• The exercise: Your task is to transcribe all the entries exactly, excluding pictures.

• Data for processing:
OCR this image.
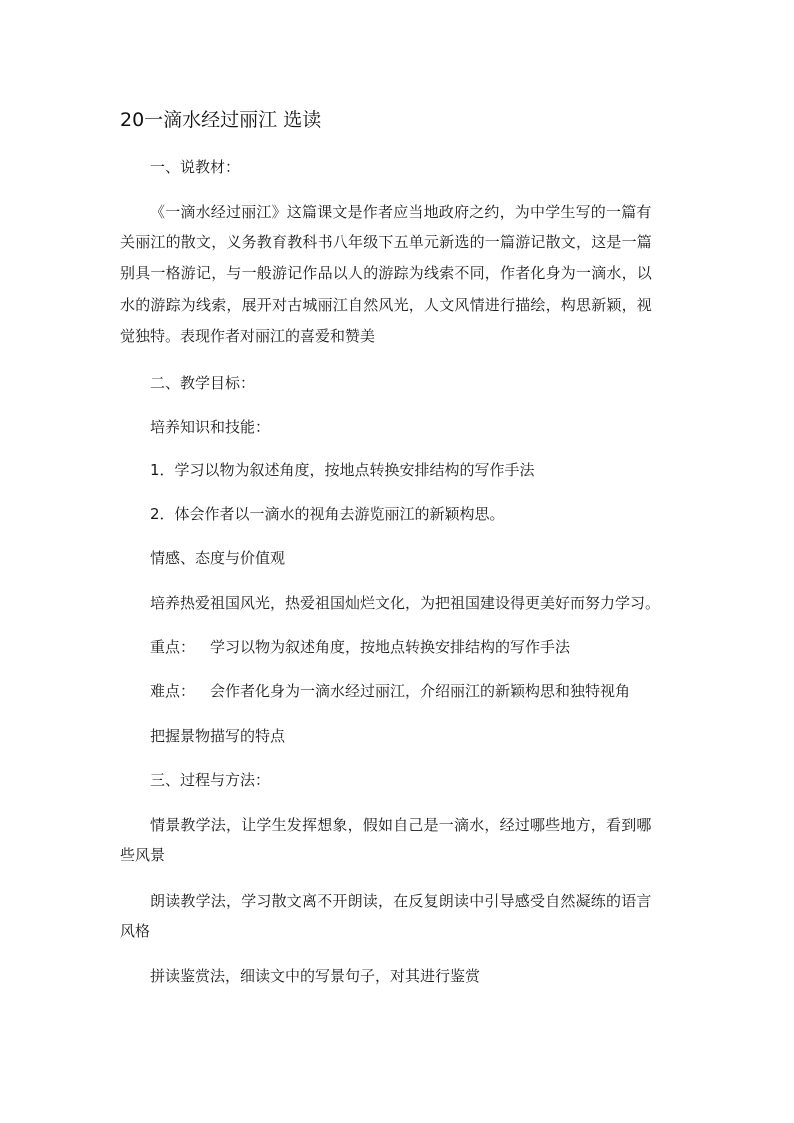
20一滴水经过丽江 选读
一、说教材：
《一滴水经过丽江》这篇课文是作者应当地政府之约，为中学生写的一篇有
关丽江的散文，义务教育教科书八年级下五单元新选的一篇游记散文，这是一篇
别具一格游记，与一般游记作品以人的游踪为线索不同，作者化身为一滴水，以
水的游踪为线索，展开对古城丽江自然风光，人文风情进行描绘，构思新颖，视
觉独特。表现作者对丽江的喜爱和赞美
二、教学目标：
培养知识和技能：
1．学习以物为叙述角度，按地点转换安排结构的写作手法
2．体会作者以一滴水的视角去游览丽江的新颖构思。
情感、态度与价值观
培养热爱祖国风光，热爱祖国灿烂文化，为把祖国建设得更美好而努力学习。
重点： 学习以物为叙述角度，按地点转换安排结构的写作手法
难点： 会作者化身为一滴水经过丽江，介绍丽江的新颖构思和独特视角
把握景物描写的特点
三、过程与方法：
情景教学法，让学生发挥想象，假如自己是一滴水，经过哪些地方，看到哪
些风景
朗读教学法，学习散文离不开朗读，在反复朗读中引导感受自然凝练的语言
风格
拼读鉴赏法，细读文中的写景句子，对其进行鉴赏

• Output:
OCR this image.
20一滴水经过丽江 选读
一、说教材：
《一滴水经过丽江》这篇课文是作者应当地政府之约，为中学生写的一篇有
关丽江的散文，义务教育教科书八年级下五单元新选的一篇游记散文，这是一篇
别具一格游记，与一般游记作品以人的游踪为线索不同，作者化身为一滴水，以
水的游踪为线索，展开对古城丽江自然风光，人文风情进行描绘，构思新颖，视
觉独特。表现作者对丽江的喜爱和赞美
二、教学目标：
培养知识和技能：
1．学习以物为叙述角度，按地点转换安排结构的写作手法
2．体会作者以一滴水的视角去游览丽江的新颖构思。
情感、态度与价值观
培养热爱祖国风光，热爱祖国灿烂文化，为把祖国建设得更美好而努力学习。
重点： 学习以物为叙述角度，按地点转换安排结构的写作手法
难点： 会作者化身为一滴水经过丽江，介绍丽江的新颖构思和独特视角
把握景物描写的特点
三、过程与方法：
情景教学法，让学生发挥想象，假如自己是一滴水，经过哪些地方，看到哪
些风景
朗读教学法，学习散文离不开朗读，在反复朗读中引导感受自然凝练的语言
风格
拼读鉴赏法，细读文中的写景句子，对其进行鉴赏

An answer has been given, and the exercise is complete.